(Extracted data entries)
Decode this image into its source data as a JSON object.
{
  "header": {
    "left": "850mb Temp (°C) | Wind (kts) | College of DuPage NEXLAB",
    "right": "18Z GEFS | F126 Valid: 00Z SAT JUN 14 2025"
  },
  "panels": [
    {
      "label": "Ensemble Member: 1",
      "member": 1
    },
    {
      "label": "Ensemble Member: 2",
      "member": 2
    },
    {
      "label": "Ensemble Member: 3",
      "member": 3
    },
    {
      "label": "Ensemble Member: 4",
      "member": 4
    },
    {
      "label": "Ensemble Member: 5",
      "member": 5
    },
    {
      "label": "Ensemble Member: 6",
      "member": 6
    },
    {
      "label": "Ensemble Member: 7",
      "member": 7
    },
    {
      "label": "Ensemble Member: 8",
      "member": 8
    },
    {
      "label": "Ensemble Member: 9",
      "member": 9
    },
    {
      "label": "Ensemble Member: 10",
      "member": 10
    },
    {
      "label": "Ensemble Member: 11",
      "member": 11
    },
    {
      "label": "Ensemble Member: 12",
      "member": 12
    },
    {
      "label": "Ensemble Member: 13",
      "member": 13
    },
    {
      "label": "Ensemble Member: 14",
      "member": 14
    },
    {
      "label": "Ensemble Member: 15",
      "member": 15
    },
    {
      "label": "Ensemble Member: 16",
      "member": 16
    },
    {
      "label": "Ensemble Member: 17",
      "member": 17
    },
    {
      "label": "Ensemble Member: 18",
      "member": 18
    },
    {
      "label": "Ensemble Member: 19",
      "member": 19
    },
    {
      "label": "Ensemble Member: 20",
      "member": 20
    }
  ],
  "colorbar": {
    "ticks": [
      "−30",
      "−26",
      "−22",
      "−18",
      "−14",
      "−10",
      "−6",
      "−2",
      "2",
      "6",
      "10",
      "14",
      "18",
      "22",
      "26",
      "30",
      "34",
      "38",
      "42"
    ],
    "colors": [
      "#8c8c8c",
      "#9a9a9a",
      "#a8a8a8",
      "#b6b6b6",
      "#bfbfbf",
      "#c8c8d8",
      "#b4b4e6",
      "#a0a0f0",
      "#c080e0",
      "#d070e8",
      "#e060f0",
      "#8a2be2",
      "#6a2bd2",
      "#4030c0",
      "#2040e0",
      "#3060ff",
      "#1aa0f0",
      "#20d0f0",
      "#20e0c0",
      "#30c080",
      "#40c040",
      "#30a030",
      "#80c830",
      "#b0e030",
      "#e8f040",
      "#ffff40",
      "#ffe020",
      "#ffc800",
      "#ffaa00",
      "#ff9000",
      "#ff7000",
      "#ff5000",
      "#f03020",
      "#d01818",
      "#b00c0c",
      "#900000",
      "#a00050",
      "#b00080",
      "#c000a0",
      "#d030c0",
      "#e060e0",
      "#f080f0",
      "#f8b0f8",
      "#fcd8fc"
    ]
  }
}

### [Task to complete]
Reproduce each line verbatim.

### [Result of this exercise]
Decode this image into its source data as a JSON object.
{
  "header": {
    "left": "850mb Temp (°C) | Wind (kts) | College of DuPage NEXLAB",
    "right": "18Z GEFS | F126 Valid: 00Z SAT JUN 14 2025"
  },
  "panels": [
    {
      "label": "Ensemble Member: 1",
      "member": 1
    },
    {
      "label": "Ensemble Member: 2",
      "member": 2
    },
    {
      "label": "Ensemble Member: 3",
      "member": 3
    },
    {
      "label": "Ensemble Member: 4",
      "member": 4
    },
    {
      "label": "Ensemble Member: 5",
      "member": 5
    },
    {
      "label": "Ensemble Member: 6",
      "member": 6
    },
    {
      "label": "Ensemble Member: 7",
      "member": 7
    },
    {
      "label": "Ensemble Member: 8",
      "member": 8
    },
    {
      "label": "Ensemble Member: 9",
      "member": 9
    },
    {
      "label": "Ensemble Member: 10",
      "member": 10
    },
    {
      "label": "Ensemble Member: 11",
      "member": 11
    },
    {
      "label": "Ensemble Member: 12",
      "member": 12
    },
    {
      "label": "Ensemble Member: 13",
      "member": 13
    },
    {
      "label": "Ensemble Member: 14",
      "member": 14
    },
    {
      "label": "Ensemble Member: 15",
      "member": 15
    },
    {
      "label": "Ensemble Member: 16",
      "member": 16
    },
    {
      "label": "Ensemble Member: 17",
      "member": 17
    },
    {
      "label": "Ensemble Member: 18",
      "member": 18
    },
    {
      "label": "Ensemble Member: 19",
      "member": 19
    },
    {
      "label": "Ensemble Member: 20",
      "member": 20
    }
  ],
  "colorbar": {
    "ticks": [
      "−30",
      "−26",
      "−22",
      "−18",
      "−14",
      "−10",
      "−6",
      "−2",
      "2",
      "6",
      "10",
      "14",
      "18",
      "22",
      "26",
      "30",
      "34",
      "38",
      "42"
    ],
    "colors": [
      "#8c8c8c",
      "#9a9a9a",
      "#a8a8a8",
      "#b6b6b6",
      "#bfbfbf",
      "#c8c8d8",
      "#b4b4e6",
      "#a0a0f0",
      "#c080e0",
      "#d070e8",
      "#e060f0",
      "#8a2be2",
      "#6a2bd2",
      "#4030c0",
      "#2040e0",
      "#3060ff",
      "#1aa0f0",
      "#20d0f0",
      "#20e0c0",
      "#30c080",
      "#40c040",
      "#30a030",
      "#80c830",
      "#b0e030",
      "#e8f040",
      "#ffff40",
      "#ffe020",
      "#ffc800",
      "#ffaa00",
      "#ff9000",
      "#ff7000",
      "#ff5000",
      "#f03020",
      "#d01818",
      "#b00c0c",
      "#900000",
      "#a00050",
      "#b00080",
      "#c000a0",
      "#d030c0",
      "#e060e0",
      "#f080f0",
      "#f8b0f8",
      "#fcd8fc"
    ]
  }
}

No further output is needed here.